Set task A: According to the court opinion in United States v. Knox, where were the defendants arrested?

839 F.2d 285 (6th Cir. 1988), 85-5952, United States v. Knox

Docket Nº:Dorothy Ann KNOX, (85-5952, 86-5089), Kimberly LaWanda Ware
Citation:839 F.2d 285
Party Name:UNITED STATES of America, Plaintiff-Appellee, v.
Case Date:February 12, 1988
Court:United States Courts of Appeals, Court of Appeals for the Sixth Circuit

Page 285

839 F.2d 285 (6th Cir. 1988)

UNITED STATES of America, Plaintiff-Appellee,


Dorothy Ann KNOX, (85-5952, 86-5089), Kimberly LaWanda Ware

(86-5097), Altamont S. Champegnie (86-5200),


Nos. 85-5952, 86-5089, 86-5097 and 86-5200.

United States Court of Appeals, Sixth Circuit

February 12, 1988

Argued Jan. 26, 1987.

Rehearing Denied in Nos. 85-5952, 86-5089 and 86-5097 March 30, 1988.

Page 286

[Copyrighted Material Omitted]

Page 287

William P. Efird (argued), Irvin M. Salky (argued), Memphis, Tenn., Jeffrey A. Miller (argued), Fort Lauderdale, Fla., for defendants-appellants.

W. Hickman Ewing, Jr., U.S. Atty., Memphis, Tenn., Timothy R. Di Scenza, Asst. U.S. Atty. (argued), for plaintiff-appellee.

Before JONES and GUY, Circuit Judges, EDWARDS, Senior Circuit Judge.

RALPH B. GUY, Jr., Circuit Judge.

A one-count indictment was returned against appellants Knox, Ware, and Champegnie charging them with aiding and abetting one another in the possession with intent to distribute a Schedule II controlled substance (cocaine), in violation of 21 U.S.C. Sec. 841(a)(1) and 18 U.S.C. Sec. 2. The charges arose out of defendants' arrest at the Memphis airport following the discovery of the cocaine in one of the bags in their possession. All three defendants moved to suppress the evidence and a full evidentiary hearing was conducted by the district court. Testimony was given by the arresting officer at the hearing; all three defendants elected not to testify. The district court denied defendants' suppression motions, finding that, although a seizure had occurred, it constituted a permissible investigatory detention based on a reasonable and articulable suspicion that defendants were engaged in criminal activity. The district court also found that none of the defendants had standing to challenge the search of the bag containing the cocaine, since both Ware and Knox had specifically disclaimed ownership of the bag and, therefore, none of the appellants had exhibited a legitimate expectation of privacy as to its contents.

Following this ruling, defendant Knox entered a conditional guilty plea pursuant to Fed.R.Crim.P. 11. Ware and Champegnie were tried and convicted in a subsequent jury trial. Defendants allege that the district judge erred in:

1) denying the motion to suppress;

2) failing to suppress oral statements made by defendants during questioning;

3) holding the defendants had abandoned the bag in which the cocaine was discovered and therefore lacked standing to contest its search; and

4) denying defendant Champegnie's motion for judgment of acquittal at the close of the government's case.

Task data:

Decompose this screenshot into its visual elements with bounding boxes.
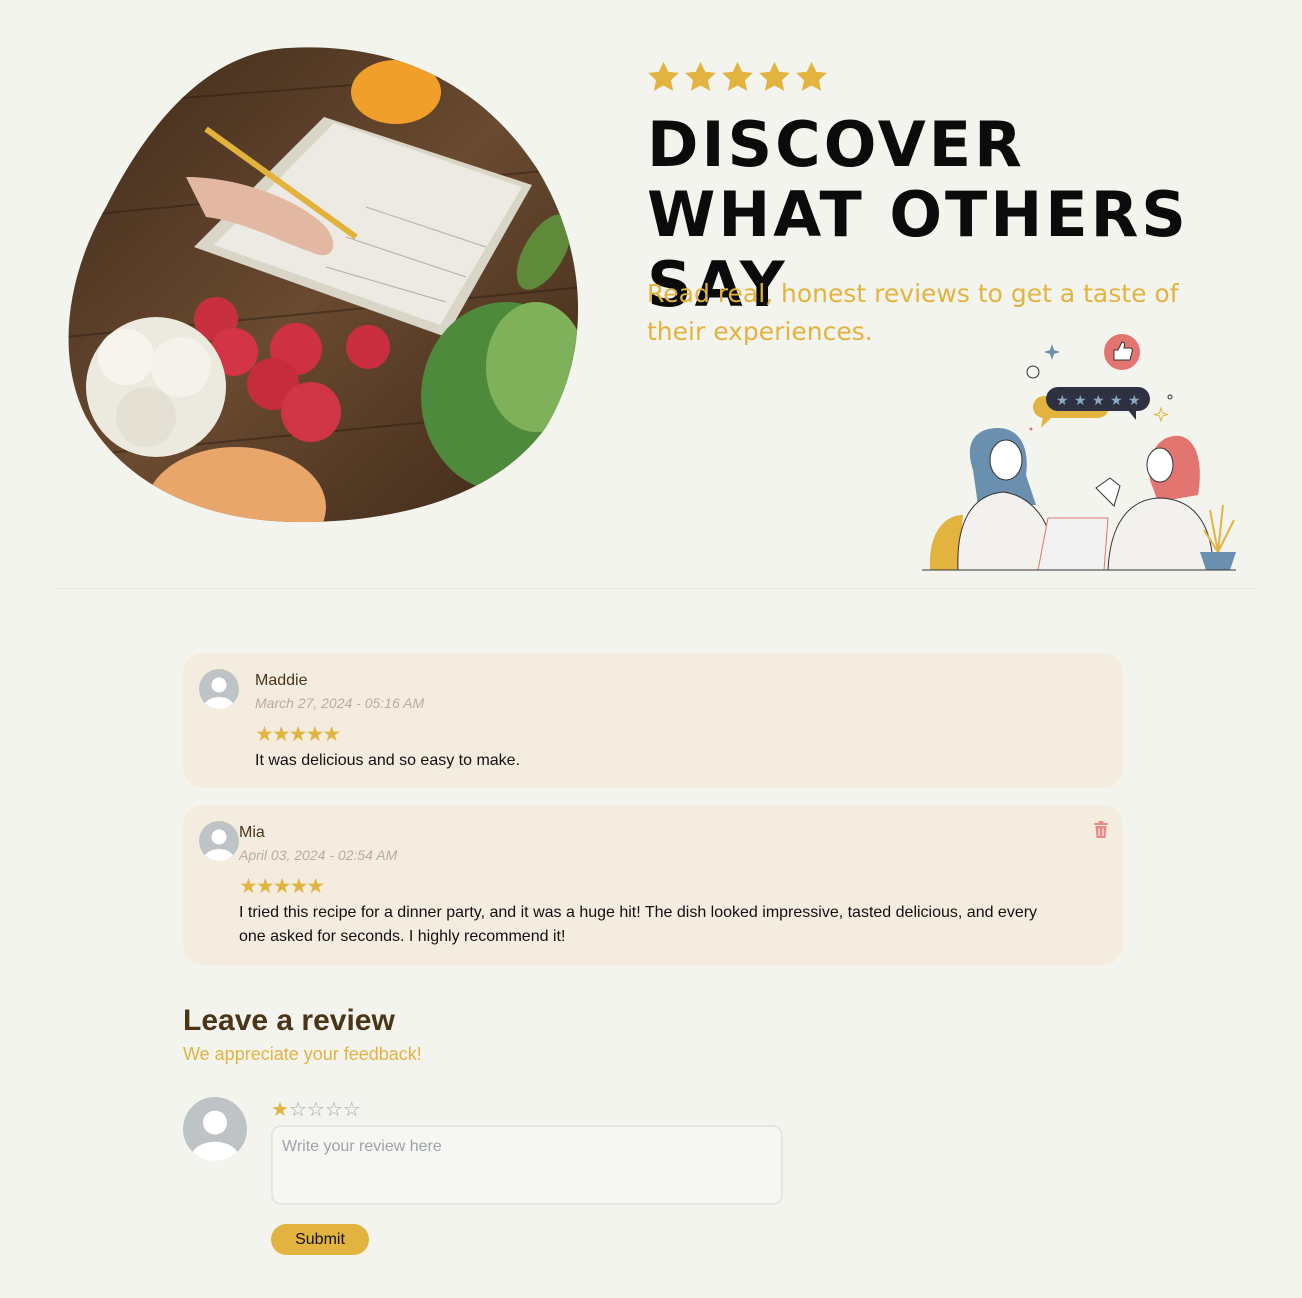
svg-text:★: ★ [1128, 393, 1141, 409]
avatar-icon [199, 669, 239, 709]
review-rating-stars: ★★★★★ [239, 875, 325, 898]
review-card: Maddie March 27, 2024 - 05:16 AM ★★★★★ I… [183, 653, 1123, 788]
review-date: March 27, 2024 - 05:16 AM [255, 695, 425, 711]
svg-text:★: ★ [1092, 393, 1105, 409]
avatar-icon [199, 821, 239, 861]
svg-text:★: ★ [1056, 393, 1069, 409]
svg-text:★: ★ [1074, 393, 1087, 409]
star-icon [722, 61, 753, 91]
reviewer-name: Maddie [255, 672, 308, 689]
review-date: April 03, 2024 - 02:54 AM [239, 847, 398, 863]
people-reviewing-illustration: ★ ★ ★ ★ ★ [922, 334, 1236, 571]
rating-input[interactable]: ★ ☆ ☆ ☆ ☆ [271, 1099, 361, 1121]
star-outline-icon[interactable]: ☆ [325, 1099, 343, 1121]
hero-rating-stars [646, 58, 829, 96]
review-card: Mia April 03, 2024 - 02:54 AM ★★★★★ I tr… [183, 805, 1123, 965]
star-icon [759, 61, 790, 91]
reviewer-name: Mia [239, 824, 265, 841]
svg-text:★: ★ [1110, 393, 1123, 409]
review-text: It was delicious and so easy to make. [255, 752, 521, 769]
avatar-icon [183, 1097, 247, 1161]
star-outline-icon[interactable]: ☆ [343, 1099, 361, 1121]
review-text: I tried this recipe for a dinner party, … [239, 904, 1038, 945]
leave-review-heading: Leave a review [183, 1004, 395, 1037]
review-textarea[interactable] [271, 1125, 783, 1205]
star-icon [685, 61, 716, 91]
submit-button[interactable]: Submit [271, 1224, 369, 1255]
star-icon[interactable]: ★ [271, 1099, 289, 1121]
star-icon [648, 61, 679, 91]
star-outline-icon[interactable]: ☆ [307, 1099, 325, 1121]
review-rating-stars: ★★★★★ [255, 723, 341, 746]
section-divider [54, 588, 1256, 589]
hero-photo [68, 47, 579, 523]
leave-review-subtitle: We appreciate your feedback! [183, 1044, 422, 1064]
star-icon [796, 61, 827, 91]
trash-icon[interactable] [1093, 821, 1109, 839]
star-outline-icon[interactable]: ☆ [289, 1099, 307, 1121]
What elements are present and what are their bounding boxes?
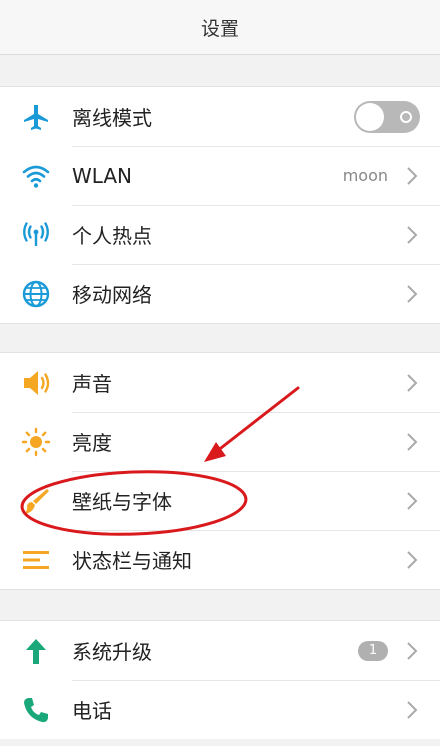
title-bar: 设置 [0,0,440,55]
airplane-mode-toggle[interactable] [354,100,420,133]
brightness-row[interactable]: 亮度 [0,412,440,471]
wallpaper-font-label: 壁纸与字体 [72,490,172,514]
speaker-icon [20,367,52,399]
statusbar-notification-row[interactable]: 状态栏与通知 [0,530,440,589]
hotspot-row[interactable]: 个人热点 [0,205,440,264]
list-icon [20,544,52,576]
wlan-label: WLAN [72,163,133,188]
chevron-right-icon [406,166,420,186]
update-count-badge: 1 [358,640,388,661]
system-group: 系统升级 1 电话 [0,620,440,739]
toggle-knob [356,102,384,131]
mobile-network-label: 移动网络 [72,283,152,307]
chevron-right-icon [406,700,420,720]
hotspot-icon [20,219,52,251]
airplane-icon [20,101,52,133]
display-group: 声音 亮度 壁纸与字体 状态栏与通知 [0,352,440,590]
phone-icon [20,694,52,726]
system-update-row[interactable]: 系统升级 1 [0,621,440,680]
phone-label: 电话 [72,699,112,723]
chevron-right-icon [406,550,420,570]
sound-label: 声音 [72,372,112,396]
chevron-right-icon [406,284,420,304]
wallpaper-font-row[interactable]: 壁纸与字体 [0,471,440,530]
system-update-label: 系统升级 [72,640,152,664]
hotspot-label: 个人热点 [72,224,152,248]
chevron-right-icon [406,432,420,452]
toggle-off-indicator [400,110,412,123]
up-arrow-icon [20,635,52,667]
chevron-right-icon [406,491,420,511]
airplane-mode-label: 离线模式 [72,106,152,130]
chevron-right-icon [406,373,420,393]
chevron-right-icon [406,225,420,245]
wifi-icon [20,160,52,192]
phone-row[interactable]: 电话 [0,680,440,739]
page-title: 设置 [200,17,239,40]
sun-icon [20,426,52,458]
network-group: 离线模式 WLAN moon 个人热点 移动网络 [0,86,440,324]
statusbar-notification-label: 状态栏与通知 [72,549,192,573]
mobile-network-row[interactable]: 移动网络 [0,264,440,323]
airplane-mode-row[interactable]: 离线模式 [0,87,440,146]
globe-icon [20,278,52,310]
brush-icon [20,485,52,517]
chevron-right-icon [406,641,420,661]
wlan-row[interactable]: WLAN moon [0,146,440,205]
sound-row[interactable]: 声音 [0,353,440,412]
brightness-label: 亮度 [72,431,112,455]
wlan-network-name: moon [342,166,388,185]
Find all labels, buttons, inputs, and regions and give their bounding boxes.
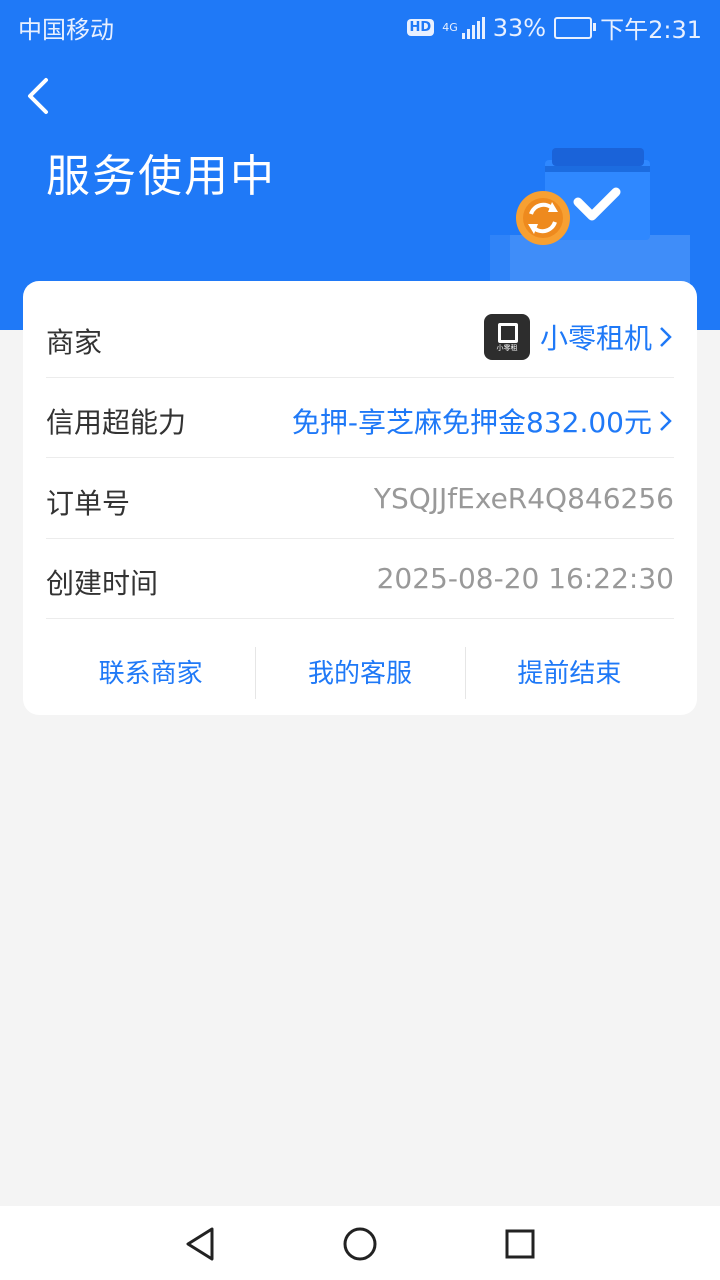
system-navigation-bar <box>0 1206 720 1280</box>
credit-row[interactable]: 信用超能力 免押-享芝麻免押金832.00元 <box>46 377 674 458</box>
order-card: 商家 小零租 小零租机 信用超能力 免押-享芝麻免押金832.00元 订单号 Y… <box>23 281 697 715</box>
carrier-name: 中国移动 <box>18 16 114 44</box>
created-time-row: 创建时间 2025-08-20 16:22:30 <box>46 538 674 619</box>
hd-icon: HD <box>406 19 435 36</box>
merchant-name: 小零租机 <box>539 322 652 355</box>
credit-value[interactable]: 免押-享芝麻免押金832.00元 <box>292 401 674 441</box>
end-early-button[interactable]: 提前结束 <box>464 643 674 699</box>
order-number-value: YSQJJfExeR4Q846256 <box>373 482 674 515</box>
merchant-value[interactable]: 小零租 小零租机 <box>483 314 674 360</box>
order-number-row: 订单号 YSQJJfExeR4Q846256 <box>46 458 674 539</box>
merchant-logo: 小零租 <box>483 314 530 360</box>
created-time-label: 创建时间 <box>46 567 159 600</box>
action-bar: 联系商家 我的客服 提前结束 <box>46 643 674 699</box>
battery-percent: 33% <box>492 13 547 42</box>
network-type: 4G <box>442 20 458 34</box>
contact-merchant-button[interactable]: 联系商家 <box>46 643 255 699</box>
triangle-back-icon[interactable] <box>180 1224 220 1264</box>
created-time-value: 2025-08-20 16:22:30 <box>376 562 674 595</box>
circle-home-icon[interactable] <box>340 1224 380 1264</box>
status-bar: 中国移动 HD 4G 33% 下午2:31 <box>0 0 720 50</box>
chevron-right-icon <box>660 411 672 431</box>
order-number-label: 订单号 <box>46 487 131 520</box>
service-illustration <box>490 148 690 300</box>
signal-icon <box>461 16 485 39</box>
page-title: 服务使用中 <box>46 151 276 202</box>
status-icons: HD 4G 33% 下午2:31 <box>406 10 702 45</box>
credit-text: 免押-享芝麻免押金832.00元 <box>291 406 652 439</box>
merchant-row[interactable]: 商家 小零租 小零租机 <box>46 297 674 378</box>
back-icon[interactable] <box>20 74 60 118</box>
credit-label: 信用超能力 <box>46 406 187 439</box>
square-recent-icon[interactable] <box>500 1224 540 1264</box>
clock: 下午2:31 <box>600 16 702 44</box>
customer-service-button[interactable]: 我的客服 <box>255 643 464 699</box>
merchant-label: 商家 <box>46 326 103 359</box>
battery-icon <box>554 16 597 39</box>
chevron-right-icon <box>660 327 672 347</box>
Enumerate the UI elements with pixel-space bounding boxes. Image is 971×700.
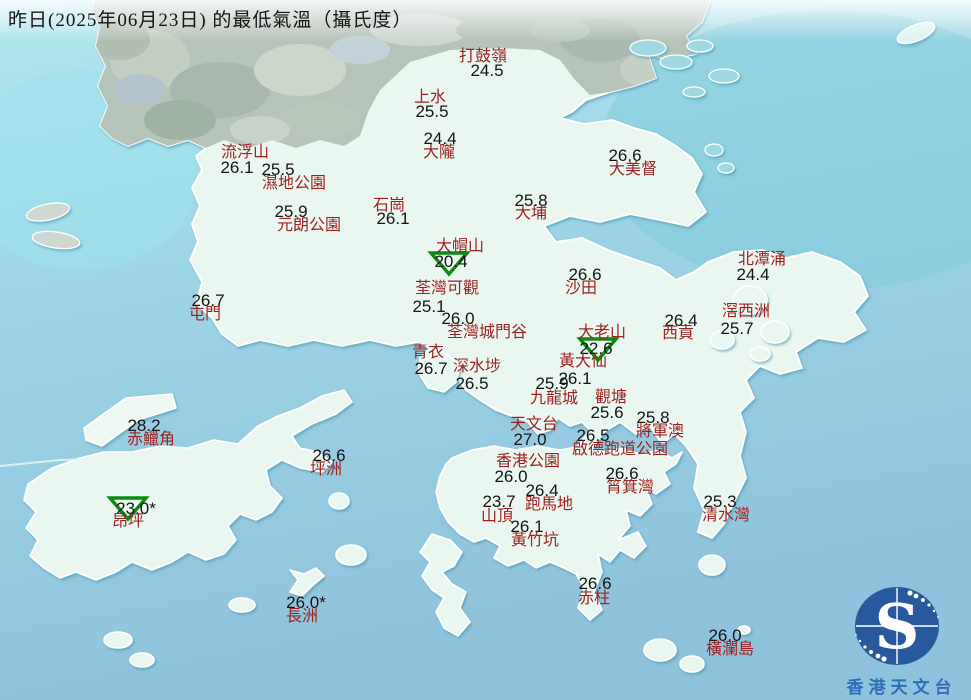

Set task B: In the records, reproduce the stretch from the line containing "svg-text:★: ★ [1128, 393, 1141, 409]" through the line containing "What elements are", replacing "review-card" with "comment-card" and leaving everything else unchanged. Provide only those lines.

Answer A: At the Memphis airport.

Answer B:
svg-text:★: ★ [1128, 393, 1141, 409]
avatar-icon [199, 669, 239, 709]
review-rating-stars: ★★★★★ [239, 875, 325, 898]
comment-card: Maddie March 27, 2024 - 05:16 AM ★★★★★ I… [183, 653, 1123, 788]
review-date: March 27, 2024 - 05:16 AM [255, 695, 425, 711]
svg-text:★: ★ [1092, 393, 1105, 409]
avatar-icon [199, 821, 239, 861]
svg-text:★: ★ [1056, 393, 1069, 409]
svg-text:★: ★ [1074, 393, 1087, 409]
star-icon [722, 61, 753, 91]
reviewer-name: Maddie [255, 672, 308, 689]
review-date: April 03, 2024 - 02:54 AM [239, 847, 398, 863]
people-reviewing-illustration: ★ ★ ★ ★ ★ [922, 334, 1236, 571]
rating-input[interactable]: ★ ☆ ☆ ☆ ☆ [271, 1099, 361, 1121]
star-outline-icon[interactable]: ☆ [325, 1099, 343, 1121]
hero-rating-stars [646, 58, 829, 96]
comment-card: Mia April 03, 2024 - 02:54 AM ★★★★★ I tr… [183, 805, 1123, 965]
star-icon [759, 61, 790, 91]
reviewer-name: Mia [239, 824, 265, 841]
svg-text:★: ★ [1110, 393, 1123, 409]
review-text: It was delicious and so easy to make. [255, 752, 521, 769]
avatar-icon [183, 1097, 247, 1161]
star-outline-icon[interactable]: ☆ [343, 1099, 361, 1121]
review-text: I tried this recipe for a dinner party, … [239, 904, 1038, 945]
leave-review-heading: Leave a review [183, 1004, 395, 1037]
review-textarea[interactable] [271, 1125, 783, 1205]
star-icon [685, 61, 716, 91]
submit-button[interactable]: Submit [271, 1224, 369, 1255]
star-icon[interactable]: ★ [271, 1099, 289, 1121]
star-icon [648, 61, 679, 91]
star-outline-icon[interactable]: ☆ [307, 1099, 325, 1121]
review-rating-stars: ★★★★★ [255, 723, 341, 746]
section-divider [54, 588, 1256, 589]
hero-photo [68, 47, 579, 523]
leave-review-subtitle: We appreciate your feedback! [183, 1044, 422, 1064]
star-icon [796, 61, 827, 91]
trash-icon[interactable] [1093, 821, 1109, 839]
star-outline-icon[interactable]: ☆ [289, 1099, 307, 1121]
What elements are present and what are their bounding boxes?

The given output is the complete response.